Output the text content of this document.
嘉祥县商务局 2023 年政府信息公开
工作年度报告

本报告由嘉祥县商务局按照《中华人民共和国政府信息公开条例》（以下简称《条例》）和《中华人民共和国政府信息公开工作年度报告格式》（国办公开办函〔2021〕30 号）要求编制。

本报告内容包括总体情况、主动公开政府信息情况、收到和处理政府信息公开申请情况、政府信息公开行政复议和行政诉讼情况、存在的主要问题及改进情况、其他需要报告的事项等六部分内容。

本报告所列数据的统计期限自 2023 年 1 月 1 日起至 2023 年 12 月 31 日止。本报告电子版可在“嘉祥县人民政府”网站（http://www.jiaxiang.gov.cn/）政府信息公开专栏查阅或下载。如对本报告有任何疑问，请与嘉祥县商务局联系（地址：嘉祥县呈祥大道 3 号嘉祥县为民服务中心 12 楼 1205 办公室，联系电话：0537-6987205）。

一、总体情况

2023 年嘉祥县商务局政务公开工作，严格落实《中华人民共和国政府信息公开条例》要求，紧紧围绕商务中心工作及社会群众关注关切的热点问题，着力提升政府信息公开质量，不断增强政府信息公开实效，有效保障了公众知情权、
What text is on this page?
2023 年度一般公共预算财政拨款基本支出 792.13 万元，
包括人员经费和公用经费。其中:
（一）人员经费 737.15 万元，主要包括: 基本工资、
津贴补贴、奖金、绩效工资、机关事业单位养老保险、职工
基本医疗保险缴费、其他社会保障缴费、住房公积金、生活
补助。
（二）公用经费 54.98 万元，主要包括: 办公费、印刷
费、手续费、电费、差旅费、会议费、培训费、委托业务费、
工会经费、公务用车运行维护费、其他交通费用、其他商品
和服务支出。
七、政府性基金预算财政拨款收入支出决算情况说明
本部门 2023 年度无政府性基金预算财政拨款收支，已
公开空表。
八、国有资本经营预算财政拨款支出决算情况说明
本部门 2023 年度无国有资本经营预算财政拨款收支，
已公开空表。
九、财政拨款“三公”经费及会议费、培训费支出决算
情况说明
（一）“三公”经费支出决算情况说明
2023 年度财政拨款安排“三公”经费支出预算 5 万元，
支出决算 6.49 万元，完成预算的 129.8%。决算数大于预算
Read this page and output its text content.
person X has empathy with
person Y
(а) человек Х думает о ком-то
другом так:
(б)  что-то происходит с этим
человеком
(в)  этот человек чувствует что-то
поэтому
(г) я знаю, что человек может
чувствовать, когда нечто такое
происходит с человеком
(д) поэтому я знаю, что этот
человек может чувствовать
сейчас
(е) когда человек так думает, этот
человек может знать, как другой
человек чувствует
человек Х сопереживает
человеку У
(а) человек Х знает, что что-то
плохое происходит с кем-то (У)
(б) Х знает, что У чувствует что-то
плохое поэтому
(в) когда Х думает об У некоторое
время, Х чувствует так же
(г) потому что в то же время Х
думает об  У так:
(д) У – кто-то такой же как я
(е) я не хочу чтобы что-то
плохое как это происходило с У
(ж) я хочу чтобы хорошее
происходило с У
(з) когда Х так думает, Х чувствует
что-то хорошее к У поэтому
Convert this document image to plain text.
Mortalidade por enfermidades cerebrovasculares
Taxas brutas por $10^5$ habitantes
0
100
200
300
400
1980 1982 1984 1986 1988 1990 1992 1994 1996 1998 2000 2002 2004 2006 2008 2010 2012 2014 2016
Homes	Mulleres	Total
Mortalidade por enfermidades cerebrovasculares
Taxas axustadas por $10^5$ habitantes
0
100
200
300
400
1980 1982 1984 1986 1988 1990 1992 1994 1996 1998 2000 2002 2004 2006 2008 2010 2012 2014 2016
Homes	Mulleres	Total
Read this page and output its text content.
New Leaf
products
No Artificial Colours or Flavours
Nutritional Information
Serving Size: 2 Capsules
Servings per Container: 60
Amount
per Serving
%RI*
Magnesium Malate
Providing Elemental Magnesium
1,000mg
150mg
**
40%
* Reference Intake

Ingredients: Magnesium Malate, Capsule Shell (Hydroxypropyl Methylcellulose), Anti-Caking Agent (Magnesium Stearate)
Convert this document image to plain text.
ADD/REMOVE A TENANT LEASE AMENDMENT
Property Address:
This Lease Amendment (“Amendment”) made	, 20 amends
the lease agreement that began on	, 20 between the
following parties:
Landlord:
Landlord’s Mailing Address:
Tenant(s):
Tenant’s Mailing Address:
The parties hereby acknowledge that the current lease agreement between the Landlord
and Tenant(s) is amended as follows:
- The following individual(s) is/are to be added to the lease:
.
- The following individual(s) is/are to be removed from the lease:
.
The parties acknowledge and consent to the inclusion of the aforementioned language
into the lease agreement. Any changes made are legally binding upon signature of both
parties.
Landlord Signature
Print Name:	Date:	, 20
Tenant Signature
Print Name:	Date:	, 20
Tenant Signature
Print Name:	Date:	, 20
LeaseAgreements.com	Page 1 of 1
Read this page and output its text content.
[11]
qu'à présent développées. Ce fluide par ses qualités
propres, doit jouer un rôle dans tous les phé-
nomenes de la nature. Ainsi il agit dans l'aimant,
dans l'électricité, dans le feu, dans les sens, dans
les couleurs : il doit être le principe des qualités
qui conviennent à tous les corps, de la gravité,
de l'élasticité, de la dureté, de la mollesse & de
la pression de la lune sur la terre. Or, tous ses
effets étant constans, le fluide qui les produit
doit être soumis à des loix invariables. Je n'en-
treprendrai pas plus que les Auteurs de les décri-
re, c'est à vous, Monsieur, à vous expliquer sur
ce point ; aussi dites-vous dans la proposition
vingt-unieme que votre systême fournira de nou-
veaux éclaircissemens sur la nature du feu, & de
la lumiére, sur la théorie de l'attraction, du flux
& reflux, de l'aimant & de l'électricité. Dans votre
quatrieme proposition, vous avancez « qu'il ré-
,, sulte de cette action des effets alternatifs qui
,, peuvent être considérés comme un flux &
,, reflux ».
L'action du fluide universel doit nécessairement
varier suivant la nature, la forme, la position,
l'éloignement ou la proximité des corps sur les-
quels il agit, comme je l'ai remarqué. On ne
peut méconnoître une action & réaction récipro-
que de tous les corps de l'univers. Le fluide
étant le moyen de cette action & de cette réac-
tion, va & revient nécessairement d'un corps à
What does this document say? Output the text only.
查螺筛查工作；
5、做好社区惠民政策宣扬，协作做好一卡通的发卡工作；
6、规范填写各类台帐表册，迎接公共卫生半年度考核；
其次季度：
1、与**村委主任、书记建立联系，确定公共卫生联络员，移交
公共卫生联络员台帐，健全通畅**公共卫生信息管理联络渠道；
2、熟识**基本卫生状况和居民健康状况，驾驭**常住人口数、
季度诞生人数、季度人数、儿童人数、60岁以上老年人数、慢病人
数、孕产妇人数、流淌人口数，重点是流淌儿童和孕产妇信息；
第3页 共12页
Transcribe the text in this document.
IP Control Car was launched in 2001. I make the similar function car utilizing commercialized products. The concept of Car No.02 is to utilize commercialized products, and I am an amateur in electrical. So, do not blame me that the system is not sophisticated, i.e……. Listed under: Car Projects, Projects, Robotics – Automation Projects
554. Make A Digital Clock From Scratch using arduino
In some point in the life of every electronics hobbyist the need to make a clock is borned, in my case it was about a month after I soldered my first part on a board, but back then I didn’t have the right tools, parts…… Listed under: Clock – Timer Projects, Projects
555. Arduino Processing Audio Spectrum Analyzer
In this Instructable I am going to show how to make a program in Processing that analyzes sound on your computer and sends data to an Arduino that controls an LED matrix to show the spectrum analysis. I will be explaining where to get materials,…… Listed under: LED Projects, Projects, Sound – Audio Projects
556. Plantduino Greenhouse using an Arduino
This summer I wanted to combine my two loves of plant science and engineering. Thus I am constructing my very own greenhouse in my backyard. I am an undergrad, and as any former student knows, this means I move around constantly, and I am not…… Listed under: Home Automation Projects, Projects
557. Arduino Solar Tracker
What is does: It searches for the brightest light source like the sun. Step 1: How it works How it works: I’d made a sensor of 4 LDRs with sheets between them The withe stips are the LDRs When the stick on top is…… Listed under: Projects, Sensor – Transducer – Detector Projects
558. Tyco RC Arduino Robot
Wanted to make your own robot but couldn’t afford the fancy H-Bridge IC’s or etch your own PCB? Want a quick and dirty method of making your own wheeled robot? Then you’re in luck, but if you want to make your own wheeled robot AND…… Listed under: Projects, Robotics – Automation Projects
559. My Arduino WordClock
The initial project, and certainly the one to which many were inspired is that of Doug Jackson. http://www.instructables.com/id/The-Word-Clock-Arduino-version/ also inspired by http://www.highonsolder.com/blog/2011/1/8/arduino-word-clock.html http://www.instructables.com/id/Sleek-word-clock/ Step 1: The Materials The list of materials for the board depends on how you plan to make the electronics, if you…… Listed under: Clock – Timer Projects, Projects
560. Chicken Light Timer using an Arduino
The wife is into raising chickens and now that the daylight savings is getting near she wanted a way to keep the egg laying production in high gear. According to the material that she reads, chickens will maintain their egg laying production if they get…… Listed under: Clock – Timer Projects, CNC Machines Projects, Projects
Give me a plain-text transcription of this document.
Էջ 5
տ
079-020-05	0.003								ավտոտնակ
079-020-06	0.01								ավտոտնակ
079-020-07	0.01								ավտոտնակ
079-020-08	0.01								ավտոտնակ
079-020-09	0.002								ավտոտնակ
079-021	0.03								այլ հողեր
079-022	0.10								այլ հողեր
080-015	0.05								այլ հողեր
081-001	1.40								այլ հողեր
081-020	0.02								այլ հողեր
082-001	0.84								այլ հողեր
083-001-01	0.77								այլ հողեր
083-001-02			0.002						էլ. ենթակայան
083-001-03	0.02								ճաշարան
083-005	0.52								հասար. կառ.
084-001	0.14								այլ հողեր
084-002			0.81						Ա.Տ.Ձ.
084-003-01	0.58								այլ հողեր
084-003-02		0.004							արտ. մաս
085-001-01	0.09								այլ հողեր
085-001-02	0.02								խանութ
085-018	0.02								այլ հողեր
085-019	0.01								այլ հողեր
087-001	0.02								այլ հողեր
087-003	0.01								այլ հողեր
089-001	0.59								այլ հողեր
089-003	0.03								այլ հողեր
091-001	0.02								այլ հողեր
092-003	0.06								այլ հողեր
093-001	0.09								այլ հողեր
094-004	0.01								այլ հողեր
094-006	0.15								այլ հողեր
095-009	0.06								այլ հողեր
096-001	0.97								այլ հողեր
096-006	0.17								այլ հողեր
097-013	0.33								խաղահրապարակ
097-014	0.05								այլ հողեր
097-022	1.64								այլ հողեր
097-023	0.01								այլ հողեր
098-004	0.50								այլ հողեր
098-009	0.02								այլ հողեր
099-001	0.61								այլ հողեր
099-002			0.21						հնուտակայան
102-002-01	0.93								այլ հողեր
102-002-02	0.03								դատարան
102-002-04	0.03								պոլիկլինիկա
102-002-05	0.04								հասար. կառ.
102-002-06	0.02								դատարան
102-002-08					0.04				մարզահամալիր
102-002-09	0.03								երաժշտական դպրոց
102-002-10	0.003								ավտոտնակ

### [Do this]
Count how many lines hold the string "agit" and give that number alone.

### [Exercise result]
2